- **Problem to solve**
Transcribe the listing verbatim. Do not carry over any pictures.

- **Data supplied**
--

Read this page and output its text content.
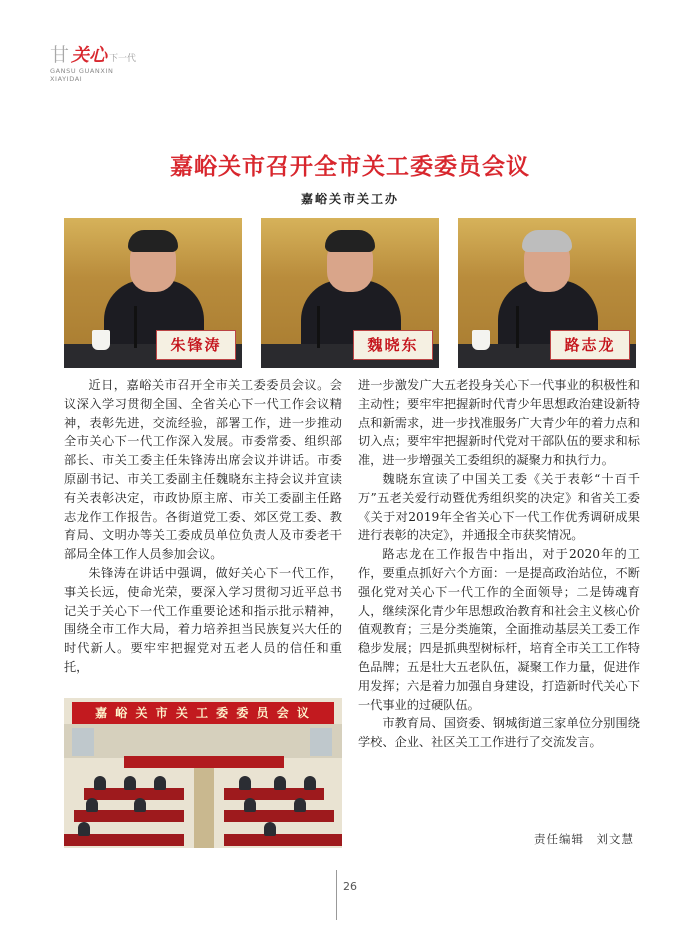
甘 关心 下一代
GANSU GUANXIN
XIAYIDAI
嘉峪关市召开全市关工委委员会议
嘉峪关市关工办
朱锋涛	魏晓东	路志龙

近日，嘉峪关市召开全市关工委委员会议。会议深入学习贯彻全国、全省关心下一代工作会议精神，表彰先进，交流经验，部署工作，进一步推动全市关心下一代工作深入发展。市委常委、组织部部长、市关工委主任朱锋涛出席会议并讲话。市委原副书记、市关工委副主任魏晓东主持会议并宣读有关表彰决定，市政协原主席、市关工委副主任路志龙作工作报告。各街道党工委、郊区党工委、教育局、文明办等关工委成员单位负责人及市委老干部局全体工作人员参加会议。

朱锋涛在讲话中强调，做好关心下一代工作，事关长远，使命光荣，要深入学习贯彻习近平总书记关于关心下一代工作重要论述和指示批示精神，围绕全市工作大局，着力培养担当民族复兴大任的时代新人。要牢牢把握党对五老人员的信任和重托，

嘉 峪 关 市 关 工 委 委 员 会 议

进一步激发广大五老投身关心下一代事业的积极性和主动性；要牢牢把握新时代青少年思想政治建设新特点和新需求，进一步找准服务广大青少年的着力点和切入点；要牢牢把握新时代党对干部队伍的要求和标准，进一步增强关工委组织的凝聚力和执行力。

魏晓东宣读了中国关工委《关于表彰“十百千万”五老关爱行动暨优秀组织奖的决定》和省关工委《关于对2019年全省关心下一代工作优秀调研成果进行表彰的决定》，并通报全市获奖情况。

路志龙在工作报告中指出，对于2020年的工作，要重点抓好六个方面：一是提高政治站位，不断强化党对关心下一代工作的全面领导；二是铸魂育人，继续深化青少年思想政治教育和社会主义核心价值观教育；三是分类施策，全面推动基层关工委工作稳步发展；四是抓典型树标杆，培育全市关工工作特色品牌；五是壮大五老队伍，凝聚工作力量，促进作用发挥；六是着力加强自身建设，打造新时代关心下一代事业的过硬队伍。

市教育局、国资委、钢城街道三家单位分别围绕学校、企业、社区关工工作进行了交流发言。

责任编辑　刘文慧
26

--

- **Reply to the task**
Read this page and output its text content.
甘 关心 下一代
GANSU GUANXIN
XIAYIDAI
嘉峪关市召开全市关工委委员会议
嘉峪关市关工办
朱锋涛	魏晓东	路志龙

近日，嘉峪关市召开全市关工委委员会议。会议深入学习贯彻全国、全省关心下一代工作会议精神，表彰先进，交流经验，部署工作，进一步推动全市关心下一代工作深入发展。市委常委、组织部部长、市关工委主任朱锋涛出席会议并讲话。市委原副书记、市关工委副主任魏晓东主持会议并宣读有关表彰决定，市政协原主席、市关工委副主任路志龙作工作报告。各街道党工委、郊区党工委、教育局、文明办等关工委成员单位负责人及市委老干部局全体工作人员参加会议。

朱锋涛在讲话中强调，做好关心下一代工作，事关长远，使命光荣，要深入学习贯彻习近平总书记关于关心下一代工作重要论述和指示批示精神，围绕全市工作大局，着力培养担当民族复兴大任的时代新人。要牢牢把握党对五老人员的信任和重托，

嘉 峪 关 市 关 工 委 委 员 会 议

进一步激发广大五老投身关心下一代事业的积极性和主动性；要牢牢把握新时代青少年思想政治建设新特点和新需求，进一步找准服务广大青少年的着力点和切入点；要牢牢把握新时代党对干部队伍的要求和标准，进一步增强关工委组织的凝聚力和执行力。

魏晓东宣读了中国关工委《关于表彰“十百千万”五老关爱行动暨优秀组织奖的决定》和省关工委《关于对2019年全省关心下一代工作优秀调研成果进行表彰的决定》，并通报全市获奖情况。

路志龙在工作报告中指出，对于2020年的工作，要重点抓好六个方面：一是提高政治站位，不断强化党对关心下一代工作的全面领导；二是铸魂育人，继续深化青少年思想政治教育和社会主义核心价值观教育；三是分类施策，全面推动基层关工委工作稳步发展；四是抓典型树标杆，培育全市关工工作特色品牌；五是壮大五老队伍，凝聚工作力量，促进作用发挥；六是着力加强自身建设，打造新时代关心下一代事业的过硬队伍。

市教育局、国资委、钢城街道三家单位分别围绕学校、企业、社区关工工作进行了交流发言。

责任编辑　刘文慧
26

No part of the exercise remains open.